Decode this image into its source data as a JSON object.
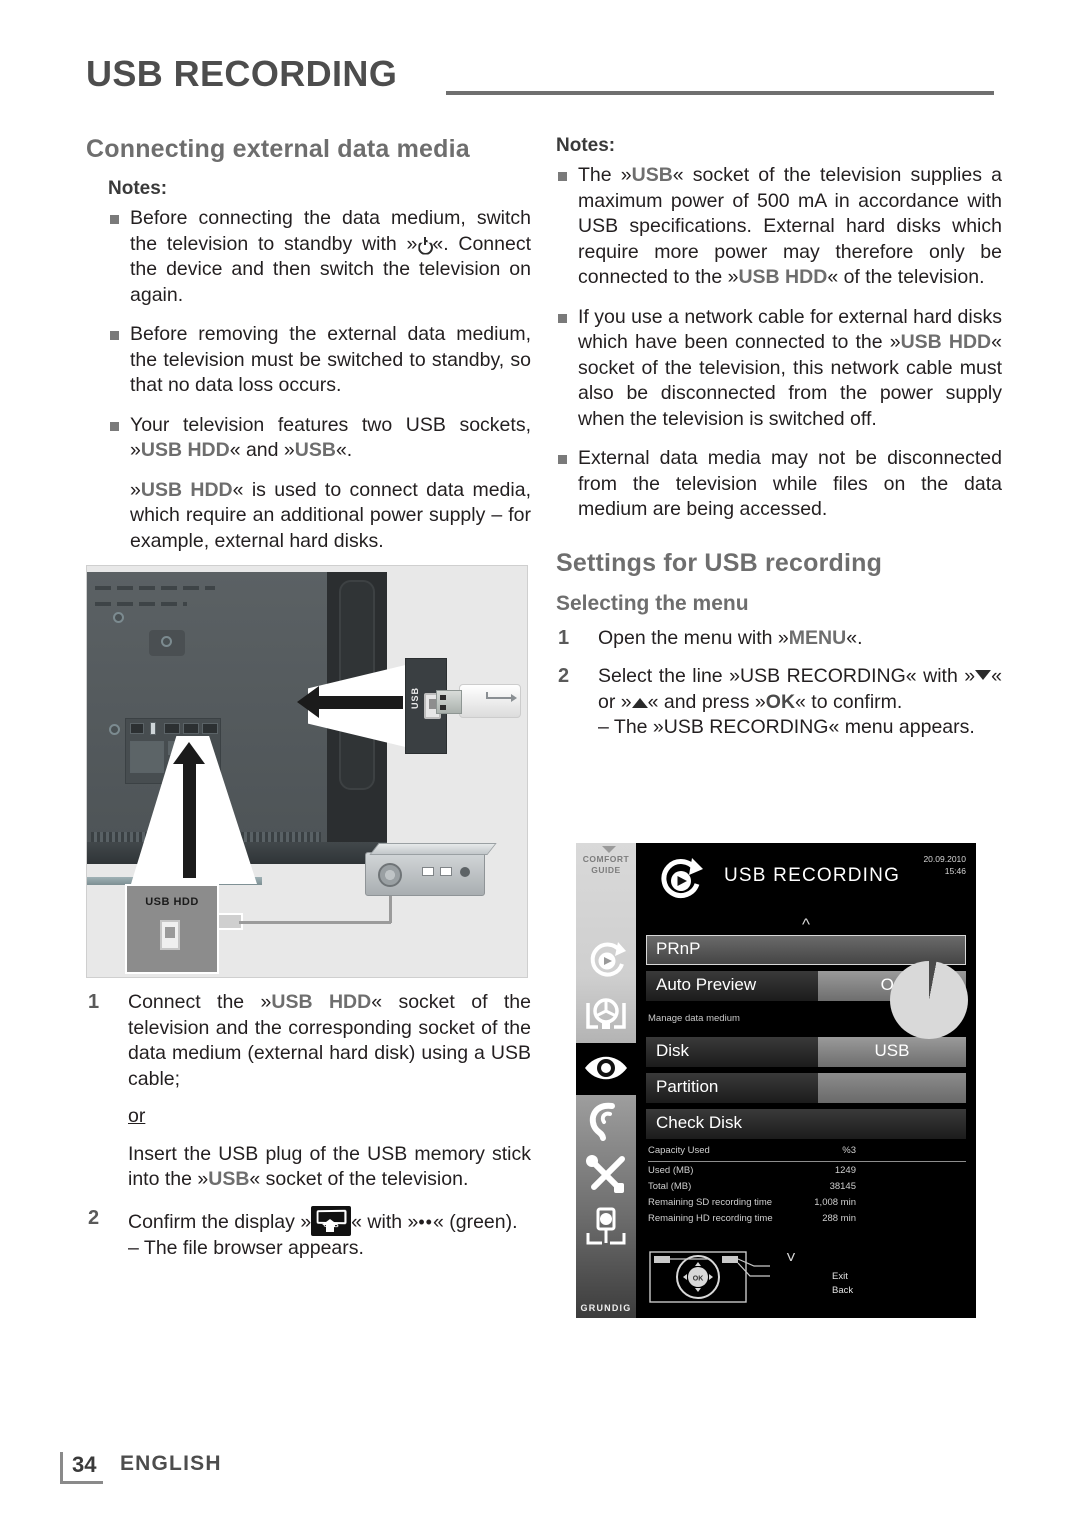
{
  "header": {
    "title": "USB RECORDING"
  },
  "left": {
    "section_title": "Connecting external data media",
    "notes_label": "Notes:",
    "notes": [
      "Before connecting the data medium, switch the television to standby with »⏻«. Connect the device and then switch the television on again.",
      "Before removing the external data medium, the television must be switched to standby, so that no data loss occurs.",
      "Your television features two USB sockets, »USB HDD« and »USB«."
    ],
    "note3_extra": "»USB HDD« is used to connect data media, which require an additional power supply – for example, external hard disks.",
    "note1_a": "Before connecting the data medium, switch the television to standby with »",
    "note1_b": "«. Connect the device and then switch the television on again.",
    "note3_a": "Your television features two USB sockets, »",
    "note3_usbhdd": "USB HDD",
    "note3_b": "« and »",
    "note3_usb": "USB",
    "note3_c": "«.",
    "note3x_a": "»",
    "note3x_bold": "USB HDD",
    "note3x_b": "« is used to connect data media, which require an additional power supply – for example, external hard disks.",
    "steps": [
      {
        "num": "1",
        "a": "Connect the »",
        "bold": "USB HDD",
        "b": "« socket of the television and the corresponding socket of the data medium (external hard disk) using a USB cable;",
        "or": "or",
        "alt_a": "Insert the USB plug of the USB memory stick into the »",
        "alt_bold": "USB",
        "alt_b": "« socket of the television."
      },
      {
        "num": "2",
        "a": "Confirm the display »",
        "icon": "usb-tv-icon",
        "icon_label": "USB",
        "b": "« with »",
        "green_dots": "••",
        "c": "« (green).",
        "dash": "– The file browser appears."
      }
    ]
  },
  "right": {
    "notes_label": "Notes:",
    "note1_a": "The »",
    "note1_usb": "USB",
    "note1_b": "« socket of the television supplies a maximum power of 500 mA in accordance with USB specifications. External hard disks which require more power may therefore only be connected to the »",
    "note1_usbhdd": "USB HDD",
    "note1_c": "« of the television.",
    "note2_a": "If you use a network cable for external hard disks which have been connected to the »",
    "note2_usbhdd": "USB HDD",
    "note2_b": "« socket of the television, this network cable must also be disconnected from the power supply when the television is switched off.",
    "note3": "External data media may not be disconnected from the television while files on the data medium are being accessed.",
    "section_title": "Settings for USB recording",
    "sub_title": "Selecting the menu",
    "step1_a": "Open the menu with »",
    "step1_bold": "MENU",
    "step1_b": "«.",
    "step1_num": "1",
    "step2_num": "2",
    "step2_a": "Select the line »USB RECORDING« with »",
    "step2_b": "« or »",
    "step2_c": "« and press »",
    "step2_ok": "OK",
    "step2_d": "« to confirm.",
    "step2_dash": "– The »USB RECORDING« menu appears."
  },
  "diagram": {
    "usb_socket_label": "USB",
    "usb_hdd_label": "USB HDD"
  },
  "osd": {
    "sidebar": {
      "comfort_guide": "COMFORT\nGUIDE",
      "comfort_line1": "COMFORT",
      "comfort_line2": "GUIDE",
      "brand": "GRUNDIG",
      "icons": [
        "usb-recording-icon",
        "media-source-icon",
        "picture-eye-icon",
        "sound-ear-icon",
        "settings-tools-icon",
        "network-icon"
      ]
    },
    "title": "USB RECORDING",
    "date": "20.09.2010",
    "time": "15:46",
    "rows": [
      {
        "label": "PRnP",
        "value": "",
        "selected": true
      },
      {
        "label": "Auto Preview",
        "value": "On",
        "selected": false
      }
    ],
    "manage_label": "Manage data medium",
    "rows2": [
      {
        "label": "Disk",
        "value": "USB"
      },
      {
        "label": "Partition",
        "value": ""
      }
    ],
    "check_disk": "Check Disk",
    "stats": [
      {
        "key": "Capacity Used",
        "value": "%3"
      },
      {
        "key": "Used (MB)",
        "value": "1249"
      },
      {
        "key": "Total (MB)",
        "value": "38145"
      },
      {
        "key": "Remaining SD recording time",
        "value": "1,008 min"
      },
      {
        "key": "Remaining HD recording time",
        "value": "288 min"
      }
    ],
    "nav": {
      "exit": "Exit",
      "back": "Back",
      "ok": "OK"
    }
  },
  "footer": {
    "page": "34",
    "language": "ENGLISH"
  }
}
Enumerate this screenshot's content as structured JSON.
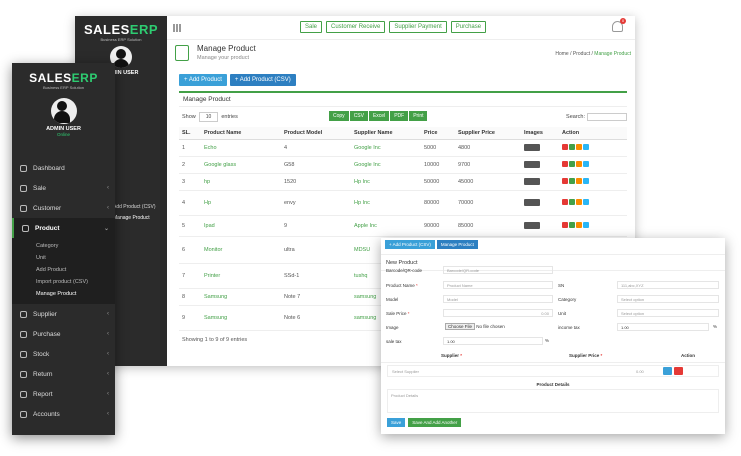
{
  "brand": {
    "logo_main": "SALES",
    "logo_accent": "ERP",
    "tagline": "Business ERP Solution"
  },
  "back": {
    "sidebar": {
      "user_name": "ADMIN USER",
      "visible_items": [
        "Add Product (CSV)",
        "Manage Product"
      ]
    },
    "quick_buttons": [
      "Sale",
      "Customer Receive",
      "Supplier Payment",
      "Purchase"
    ],
    "notification_count": "0",
    "page_title": "Manage Product",
    "page_subtitle": "Manage your product",
    "breadcrumb": {
      "home": "Home",
      "sep": "/",
      "section": "Product",
      "current": "Manage Product"
    },
    "action_buttons": {
      "add_product": "+ Add Product",
      "add_product_csv": "+ Add Product (CSV)"
    },
    "panel_title": "Manage Product",
    "show_label": "Show",
    "show_value": "10",
    "entries_label": "entries",
    "export_buttons": [
      "Copy",
      "CSV",
      "Excel",
      "PDF",
      "Print"
    ],
    "search_label": "Search:",
    "table": {
      "headers": [
        "SL.",
        "Product Name",
        "Product Model",
        "Supplier Name",
        "Price",
        "Supplier Price",
        "Images",
        "Action"
      ],
      "rows": [
        [
          "1",
          "Echo",
          "4",
          "Google Inc",
          "5000",
          "4800"
        ],
        [
          "2",
          "Google glass",
          "G58",
          "Google Inc",
          "10000",
          "9700"
        ],
        [
          "3",
          "hp",
          "1520",
          "Hp Inc",
          "50000",
          "45000"
        ],
        [
          "4",
          "Hp",
          "envy",
          "Hp Inc",
          "80000",
          "70000"
        ],
        [
          "5",
          "Ipad",
          "9",
          "Apple Inc",
          "90000",
          "85000"
        ],
        [
          "6",
          "Monitor",
          "ultra",
          "MDSU",
          "",
          ""
        ],
        [
          "7",
          "Printer",
          "SSd-1",
          "tushq",
          "",
          ""
        ],
        [
          "8",
          "Samsung",
          "Note 7",
          "samsung",
          "",
          ""
        ],
        [
          "9",
          "Samsung",
          "Note 6",
          "samsung",
          "",
          ""
        ]
      ]
    },
    "showing": "Showing 1 to 9 of 9 entries"
  },
  "front_sidebar": {
    "user_name": "ADMIN USER",
    "status": "Online",
    "menu": [
      "Dashboard",
      "Sale",
      "Customer",
      "Product",
      "Supplier",
      "Purchase",
      "Stock",
      "Return",
      "Report",
      "Accounts"
    ],
    "product_sub": [
      "Category",
      "Unit",
      "Add Product",
      "Import product (CSV)",
      "Manage Product"
    ]
  },
  "modal": {
    "top_buttons": [
      "+ Add Product (CSV)",
      "Manage Product"
    ],
    "title": "New Product",
    "labels": {
      "barcode": "Barcode/QR-code",
      "product_name": "Product Name",
      "model": "Model",
      "sale_price": "Sale Price",
      "image": "Image",
      "sale_tax": "sale tax",
      "sn": "SN",
      "category": "Category",
      "unit": "Unit",
      "income_tax": "income tax",
      "supplier": "Supplier",
      "supplier_price": "Supplier Price",
      "action": "Action",
      "product_details": "Product Details",
      "required": "*"
    },
    "placeholders": {
      "barcode": "Barcode/QR-code",
      "product_name": "Product Name",
      "model": "Model",
      "sale_price": "0.00",
      "sn": "111,abc,XYZ",
      "category": "Select option",
      "unit": "Select option",
      "select_supplier": "Select Supplier",
      "supplier_price": "0.00",
      "product_details": "Product Details"
    },
    "values": {
      "sale_tax": "1.00",
      "income_tax": "1.00",
      "sale_tax_unit": "%",
      "income_tax_unit": "%"
    },
    "file": {
      "button": "Choose File",
      "status": "No file chosen"
    },
    "footer_buttons": [
      "Save",
      "Save And Add Another"
    ]
  },
  "colors": {
    "accent": "#43a047",
    "primary": "#3aa0d8",
    "sidebar": "#2b2b2b",
    "danger": "#e53935"
  }
}
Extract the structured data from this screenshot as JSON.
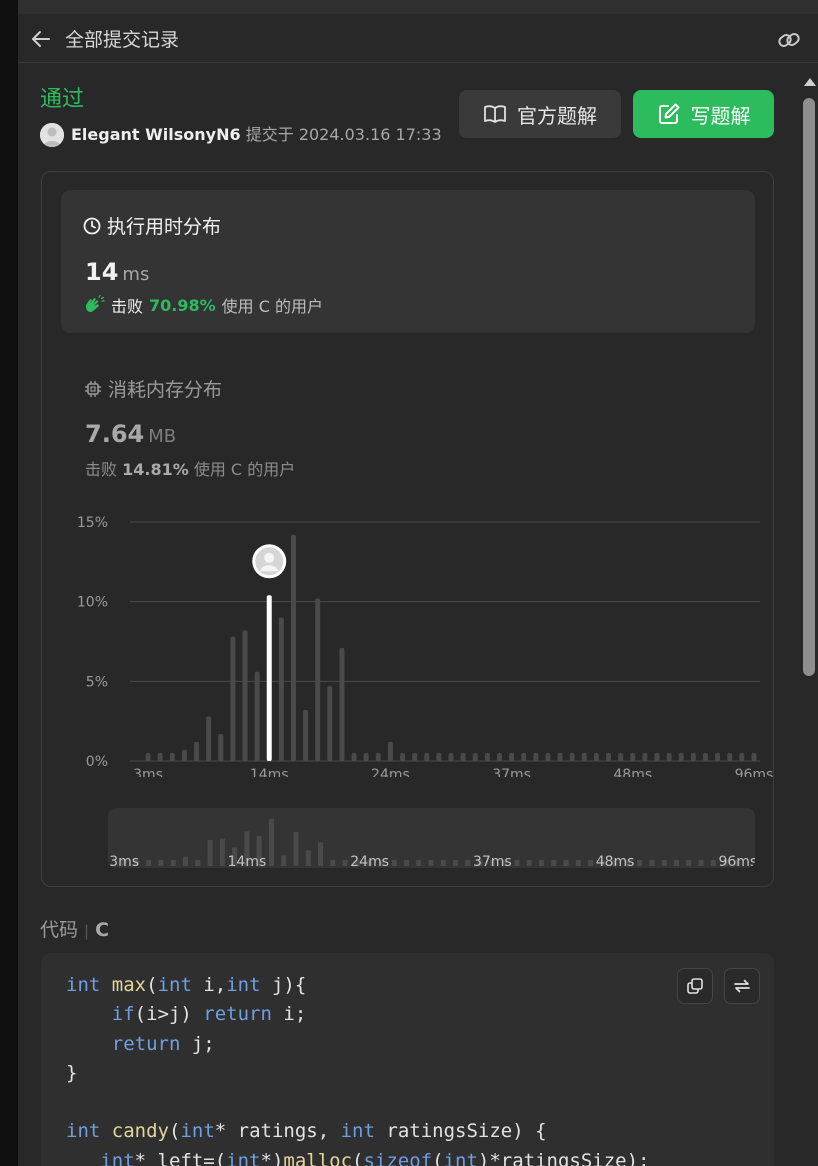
{
  "header": {
    "back_icon": "arrow-left-icon",
    "title": "全部提交记录",
    "link_icon": "link-icon"
  },
  "submission": {
    "status": "通过",
    "user": "Elegant WilsonyN6",
    "submitted_label": "提交于",
    "datetime": "2024.03.16 17:33"
  },
  "buttons": {
    "official_solution": "官方题解",
    "write_solution": "写题解"
  },
  "runtime": {
    "title": "执行用时分布",
    "value": "14",
    "unit": "ms",
    "beat_word": "击败",
    "beat_pct": "70.98%",
    "beat_suffix": "使用 C 的用户"
  },
  "memory": {
    "title": "消耗内存分布",
    "value": "7.64",
    "unit": "MB",
    "beat_word": "击败",
    "beat_pct": "14.81%",
    "beat_suffix": "使用 C 的用户"
  },
  "colors": {
    "accent": "#2cbb5d",
    "bar": "#4a4a4a",
    "highlight_bar": "#ffffff"
  },
  "chart_data": {
    "type": "bar",
    "ylabels": [
      "15%",
      "10%",
      "5%",
      "0%"
    ],
    "yticks": [
      15,
      10,
      5,
      0
    ],
    "ylim": [
      0,
      15
    ],
    "xticks": [
      "3ms",
      "14ms",
      "24ms",
      "37ms",
      "48ms",
      "96ms"
    ],
    "xtick_bar_index": [
      0,
      10,
      20,
      30,
      40,
      50
    ],
    "values": [
      0.5,
      0.5,
      0.5,
      0.7,
      1.2,
      2.8,
      1.7,
      7.8,
      8.2,
      5.6,
      10.4,
      9.0,
      14.2,
      3.2,
      10.2,
      4.7,
      7.1,
      0.5,
      0.5,
      0.5,
      1.2,
      0.5,
      0.5,
      0.5,
      0.5,
      0.5,
      0.5,
      0.5,
      0.5,
      0.5,
      0.5,
      0.5,
      0.5,
      0.5,
      0.5,
      0.5,
      0.5,
      0.5,
      0.5,
      0.5,
      0.5,
      0.5,
      0.5,
      0.5,
      0.5,
      0.5,
      0.5,
      0.5,
      0.5,
      0.5,
      0.5
    ],
    "highlight_index": 10
  },
  "code": {
    "label": "代码",
    "language": "C",
    "copy_icon": "copy-icon",
    "swap_icon": "swap-icon"
  }
}
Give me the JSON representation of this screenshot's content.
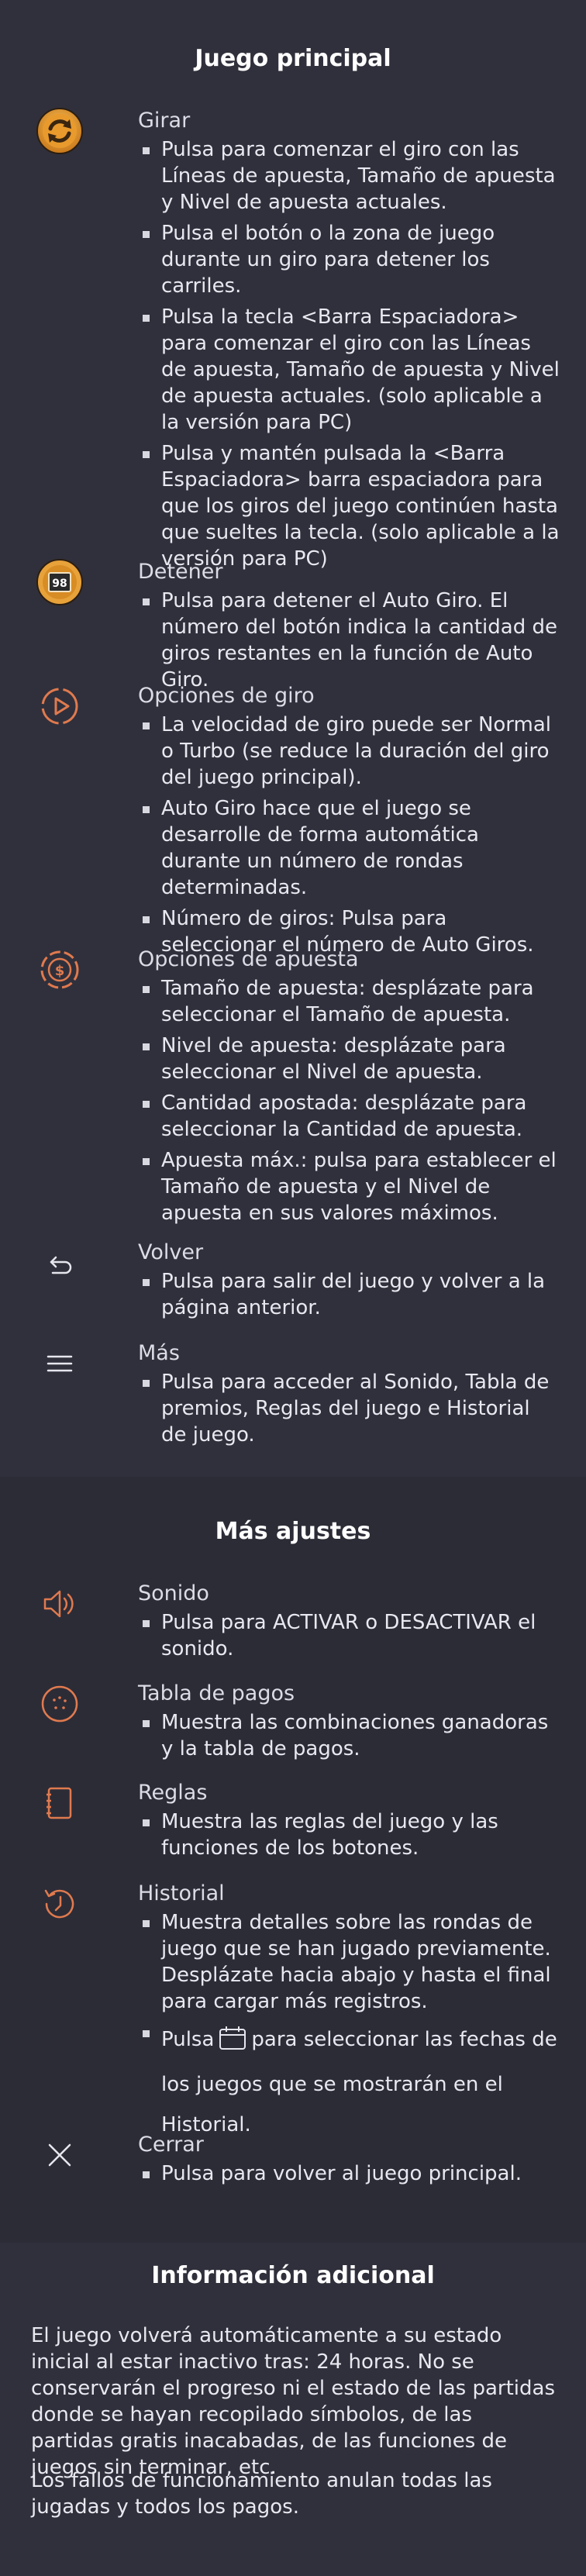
{
  "main": {
    "title": "Juego principal",
    "items": [
      {
        "icon": "spin-icon",
        "title": "Girar",
        "bullets": [
          "Pulsa para comenzar el giro con las Líneas de apuesta, Tamaño de apuesta y Nivel de apuesta actuales.",
          "Pulsa el botón o la zona de juego durante un giro para detener los carriles.",
          "Pulsa la tecla <Barra Espaciadora> para comenzar el giro con las Líneas de apuesta, Tamaño de apuesta y Nivel de apuesta actuales. (solo aplicable a la versión para PC)",
          "Pulsa y mantén pulsada la <Barra Espaciadora> barra espaciadora para que los giros del juego continúen hasta que sueltes la tecla. (solo aplicable a la versión para PC)"
        ]
      },
      {
        "icon": "stop-autospin-icon",
        "icon_text": "98",
        "title": "Detener",
        "bullets": [
          "Pulsa para detener el Auto Giro. El número del botón indica la cantidad de giros restantes en la función de Auto Giro."
        ]
      },
      {
        "icon": "spin-options-icon",
        "title": "Opciones de giro",
        "bullets": [
          "La velocidad de giro puede ser Normal o Turbo (se reduce la duración del giro del juego principal).",
          "Auto Giro hace que el juego se desarrolle de forma automática durante un número de rondas determinadas.",
          "Número de giros: Pulsa para seleccionar el número de Auto Giros."
        ]
      },
      {
        "icon": "bet-options-icon",
        "title": "Opciones de apuesta",
        "bullets": [
          "Tamaño de apuesta: desplázate para seleccionar el Tamaño de apuesta.",
          "Nivel de apuesta: desplázate para seleccionar el Nivel de apuesta.",
          "Cantidad apostada: desplázate para seleccionar la Cantidad de apuesta.",
          "Apuesta máx.: pulsa para establecer el Tamaño de apuesta y el Nivel de apuesta en sus valores máximos."
        ]
      },
      {
        "icon": "back-icon",
        "title": "Volver",
        "bullets": [
          "Pulsa para salir del juego y volver a la página anterior."
        ]
      },
      {
        "icon": "menu-icon",
        "title": "Más",
        "bullets": [
          "Pulsa para acceder al Sonido, Tabla de premios, Reglas del juego e Historial de juego."
        ]
      }
    ]
  },
  "more": {
    "title": "Más ajustes",
    "items": [
      {
        "icon": "sound-icon",
        "title": "Sonido",
        "bullets": [
          "Pulsa para ACTIVAR o DESACTIVAR el sonido."
        ]
      },
      {
        "icon": "paytable-icon",
        "title": "Tabla de pagos",
        "bullets": [
          "Muestra las combinaciones ganadoras y la tabla de pagos."
        ]
      },
      {
        "icon": "rules-icon",
        "title": "Reglas",
        "bullets": [
          "Muestra las reglas del juego y las funciones de los botones."
        ]
      },
      {
        "icon": "history-icon",
        "title": "Historial",
        "bullets": [
          "Muestra detalles sobre las rondas de juego que se han jugado previamente. Desplázate hacia abajo y hasta el final para cargar más registros."
        ],
        "calendar_before": "Pulsa",
        "calendar_icon": "calendar-icon",
        "calendar_after": "para seleccionar las fechas de los juegos que se mostrarán en el Historial."
      },
      {
        "icon": "close-icon",
        "title": "Cerrar",
        "bullets": [
          "Pulsa para volver al juego principal."
        ]
      }
    ]
  },
  "info": {
    "title": "Información adicional",
    "paragraph1": "El juego volverá automáticamente a su estado inicial al estar inactivo tras: 24 horas. No se conservarán el progreso ni el estado de las partidas donde se hayan recopilado símbolos, de las partidas gratis inacabadas, de las funciones de juegos sin terminar, etc.",
    "paragraph2": "Los fallos de funcionamiento anulan todas las jugadas y todos los pagos."
  },
  "colors": {
    "background": "#30303c",
    "accent_orange": "#e8a23a",
    "icon_line": "#e07a4e",
    "text": "#e8e8f0"
  }
}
==============================
Work instructions> Search the lines for the word "additional" and report how many contain it, by number only.

The reply> 2